**YOUR GOAL**
Transcribe all of the material exactly.

**DATA SECTION**
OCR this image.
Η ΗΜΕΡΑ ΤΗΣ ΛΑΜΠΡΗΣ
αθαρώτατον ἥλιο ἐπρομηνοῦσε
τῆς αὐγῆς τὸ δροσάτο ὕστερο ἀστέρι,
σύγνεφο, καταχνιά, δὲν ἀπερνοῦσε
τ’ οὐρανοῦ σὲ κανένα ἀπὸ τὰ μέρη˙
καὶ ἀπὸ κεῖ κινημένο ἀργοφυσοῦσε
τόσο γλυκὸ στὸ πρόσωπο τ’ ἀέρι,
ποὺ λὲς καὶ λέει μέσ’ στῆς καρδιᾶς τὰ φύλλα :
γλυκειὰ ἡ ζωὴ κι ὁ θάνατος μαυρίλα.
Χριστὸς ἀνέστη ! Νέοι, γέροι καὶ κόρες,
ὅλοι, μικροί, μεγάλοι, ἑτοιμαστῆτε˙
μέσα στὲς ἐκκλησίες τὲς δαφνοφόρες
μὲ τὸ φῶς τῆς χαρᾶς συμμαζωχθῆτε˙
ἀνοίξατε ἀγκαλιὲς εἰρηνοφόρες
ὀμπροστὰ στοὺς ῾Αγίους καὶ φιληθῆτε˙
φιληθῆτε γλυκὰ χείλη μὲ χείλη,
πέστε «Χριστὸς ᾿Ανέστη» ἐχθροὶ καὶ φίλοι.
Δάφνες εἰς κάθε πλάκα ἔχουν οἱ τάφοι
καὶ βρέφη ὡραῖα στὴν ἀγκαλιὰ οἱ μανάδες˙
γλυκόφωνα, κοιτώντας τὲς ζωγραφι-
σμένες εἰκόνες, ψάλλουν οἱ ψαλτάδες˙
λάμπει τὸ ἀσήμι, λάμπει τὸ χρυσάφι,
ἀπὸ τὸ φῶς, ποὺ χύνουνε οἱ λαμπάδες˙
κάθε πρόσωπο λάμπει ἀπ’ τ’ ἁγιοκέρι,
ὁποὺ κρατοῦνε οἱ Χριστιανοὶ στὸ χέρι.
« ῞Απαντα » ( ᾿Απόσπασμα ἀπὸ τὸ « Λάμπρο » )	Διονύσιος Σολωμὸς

**SOLUTION TO THIS EXERCISE**
OCR this image.
Η ΗΜΕΡΑ ΤΗΣ ΛΑΜΠΡΗΣ
αθαρώτατον ἥλιο ἐπρομηνοῦσε
τῆς αὐγῆς τὸ δροσάτο ὕστερο ἀστέρι,
σύγνεφο, καταχνιά, δὲν ἀπερνοῦσε
τ’ οὐρανοῦ σὲ κανένα ἀπὸ τὰ μέρη˙
καὶ ἀπὸ κεῖ κινημένο ἀργοφυσοῦσε
τόσο γλυκὸ στὸ πρόσωπο τ’ ἀέρι,
ποὺ λὲς καὶ λέει μέσ’ στῆς καρδιᾶς τὰ φύλλα :
γλυκειὰ ἡ ζωὴ κι ὁ θάνατος μαυρίλα.
Χριστὸς ἀνέστη ! Νέοι, γέροι καὶ κόρες,
ὅλοι, μικροί, μεγάλοι, ἑτοιμαστῆτε˙
μέσα στὲς ἐκκλησίες τὲς δαφνοφόρες
μὲ τὸ φῶς τῆς χαρᾶς συμμαζωχθῆτε˙
ἀνοίξατε ἀγκαλιὲς εἰρηνοφόρες
ὀμπροστὰ στοὺς ῾Αγίους καὶ φιληθῆτε˙
φιληθῆτε γλυκὰ χείλη μὲ χείλη,
πέστε «Χριστὸς ᾿Ανέστη» ἐχθροὶ καὶ φίλοι.
Δάφνες εἰς κάθε πλάκα ἔχουν οἱ τάφοι
καὶ βρέφη ὡραῖα στὴν ἀγκαλιὰ οἱ μανάδες˙
γλυκόφωνα, κοιτώντας τὲς ζωγραφι-
σμένες εἰκόνες, ψάλλουν οἱ ψαλτάδες˙
λάμπει τὸ ἀσήμι, λάμπει τὸ χρυσάφι,
ἀπὸ τὸ φῶς, ποὺ χύνουνε οἱ λαμπάδες˙
κάθε πρόσωπο λάμπει ἀπ’ τ’ ἁγιοκέρι,
ὁποὺ κρατοῦνε οἱ Χριστιανοὶ στὸ χέρι.
« ῞Απαντα » ( ᾿Απόσπασμα ἀπὸ τὸ « Λάμπρο » )	Διονύσιος Σολωμὸς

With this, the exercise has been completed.